_Written request_
Copy out all of the material, matching it word for word.

-- START OF Records for this exercise --

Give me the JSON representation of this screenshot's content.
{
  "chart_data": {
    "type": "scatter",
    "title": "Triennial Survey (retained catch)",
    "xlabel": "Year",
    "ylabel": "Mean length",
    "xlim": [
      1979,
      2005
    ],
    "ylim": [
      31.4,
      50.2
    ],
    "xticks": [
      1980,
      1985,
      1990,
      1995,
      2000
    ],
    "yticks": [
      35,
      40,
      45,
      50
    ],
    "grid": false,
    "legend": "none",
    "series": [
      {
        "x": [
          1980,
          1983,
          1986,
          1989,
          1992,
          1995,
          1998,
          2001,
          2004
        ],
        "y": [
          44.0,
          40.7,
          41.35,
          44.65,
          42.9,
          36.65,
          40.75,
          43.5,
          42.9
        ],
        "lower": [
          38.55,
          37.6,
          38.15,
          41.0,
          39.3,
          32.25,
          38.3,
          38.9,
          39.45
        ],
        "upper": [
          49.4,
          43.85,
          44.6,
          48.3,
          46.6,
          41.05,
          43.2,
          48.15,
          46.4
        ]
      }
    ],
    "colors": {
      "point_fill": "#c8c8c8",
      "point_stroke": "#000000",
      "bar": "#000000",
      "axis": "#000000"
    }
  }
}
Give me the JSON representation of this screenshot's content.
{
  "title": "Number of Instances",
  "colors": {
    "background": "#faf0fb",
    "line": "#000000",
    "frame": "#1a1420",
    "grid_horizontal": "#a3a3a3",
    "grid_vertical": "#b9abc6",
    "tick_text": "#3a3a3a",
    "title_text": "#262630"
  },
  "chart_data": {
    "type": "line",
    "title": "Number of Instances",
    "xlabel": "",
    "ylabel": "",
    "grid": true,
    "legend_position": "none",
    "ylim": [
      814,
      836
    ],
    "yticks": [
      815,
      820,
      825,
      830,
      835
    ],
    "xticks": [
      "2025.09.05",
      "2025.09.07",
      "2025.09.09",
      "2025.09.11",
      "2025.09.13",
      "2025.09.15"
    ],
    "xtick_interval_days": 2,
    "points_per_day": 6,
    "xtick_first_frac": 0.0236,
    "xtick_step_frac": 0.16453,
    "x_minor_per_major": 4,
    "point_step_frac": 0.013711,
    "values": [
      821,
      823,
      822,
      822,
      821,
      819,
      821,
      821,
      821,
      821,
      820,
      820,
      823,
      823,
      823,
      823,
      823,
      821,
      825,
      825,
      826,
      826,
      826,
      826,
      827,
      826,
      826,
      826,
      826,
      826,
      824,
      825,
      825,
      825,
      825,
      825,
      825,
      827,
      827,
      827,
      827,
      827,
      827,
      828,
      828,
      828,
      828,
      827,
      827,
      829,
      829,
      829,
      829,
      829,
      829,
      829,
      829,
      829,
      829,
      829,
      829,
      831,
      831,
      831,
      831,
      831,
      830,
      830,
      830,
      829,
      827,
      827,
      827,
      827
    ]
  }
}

-- END OF Records for this exercise --

_The output_
Give me the JSON representation of this screenshot's content.
{
  "chart_data": {
    "type": "scatter",
    "title": "Triennial Survey (retained catch)",
    "xlabel": "Year",
    "ylabel": "Mean length",
    "xlim": [
      1979,
      2005
    ],
    "ylim": [
      31.4,
      50.2
    ],
    "xticks": [
      1980,
      1985,
      1990,
      1995,
      2000
    ],
    "yticks": [
      35,
      40,
      45,
      50
    ],
    "grid": false,
    "legend": "none",
    "series": [
      {
        "x": [
          1980,
          1983,
          1986,
          1989,
          1992,
          1995,
          1998,
          2001,
          2004
        ],
        "y": [
          44.0,
          40.7,
          41.35,
          44.65,
          42.9,
          36.65,
          40.75,
          43.5,
          42.9
        ],
        "lower": [
          38.55,
          37.6,
          38.15,
          41.0,
          39.3,
          32.25,
          38.3,
          38.9,
          39.45
        ],
        "upper": [
          49.4,
          43.85,
          44.6,
          48.3,
          46.6,
          41.05,
          43.2,
          48.15,
          46.4
        ]
      }
    ],
    "colors": {
      "point_fill": "#c8c8c8",
      "point_stroke": "#000000",
      "bar": "#000000",
      "axis": "#000000"
    }
  }
}
Give me the JSON representation of this screenshot's content.
{
  "title": "Number of Instances",
  "colors": {
    "background": "#faf0fb",
    "line": "#000000",
    "frame": "#1a1420",
    "grid_horizontal": "#a3a3a3",
    "grid_vertical": "#b9abc6",
    "tick_text": "#3a3a3a",
    "title_text": "#262630"
  },
  "chart_data": {
    "type": "line",
    "title": "Number of Instances",
    "xlabel": "",
    "ylabel": "",
    "grid": true,
    "legend_position": "none",
    "ylim": [
      814,
      836
    ],
    "yticks": [
      815,
      820,
      825,
      830,
      835
    ],
    "xticks": [
      "2025.09.05",
      "2025.09.07",
      "2025.09.09",
      "2025.09.11",
      "2025.09.13",
      "2025.09.15"
    ],
    "xtick_interval_days": 2,
    "points_per_day": 6,
    "xtick_first_frac": 0.0236,
    "xtick_step_frac": 0.16453,
    "x_minor_per_major": 4,
    "point_step_frac": 0.013711,
    "values": [
      821,
      823,
      822,
      822,
      821,
      819,
      821,
      821,
      821,
      821,
      820,
      820,
      823,
      823,
      823,
      823,
      823,
      821,
      825,
      825,
      826,
      826,
      826,
      826,
      827,
      826,
      826,
      826,
      826,
      826,
      824,
      825,
      825,
      825,
      825,
      825,
      825,
      827,
      827,
      827,
      827,
      827,
      827,
      828,
      828,
      828,
      828,
      827,
      827,
      829,
      829,
      829,
      829,
      829,
      829,
      829,
      829,
      829,
      829,
      829,
      829,
      831,
      831,
      831,
      831,
      831,
      830,
      830,
      830,
      829,
      827,
      827,
      827,
      827
    ]
  }
}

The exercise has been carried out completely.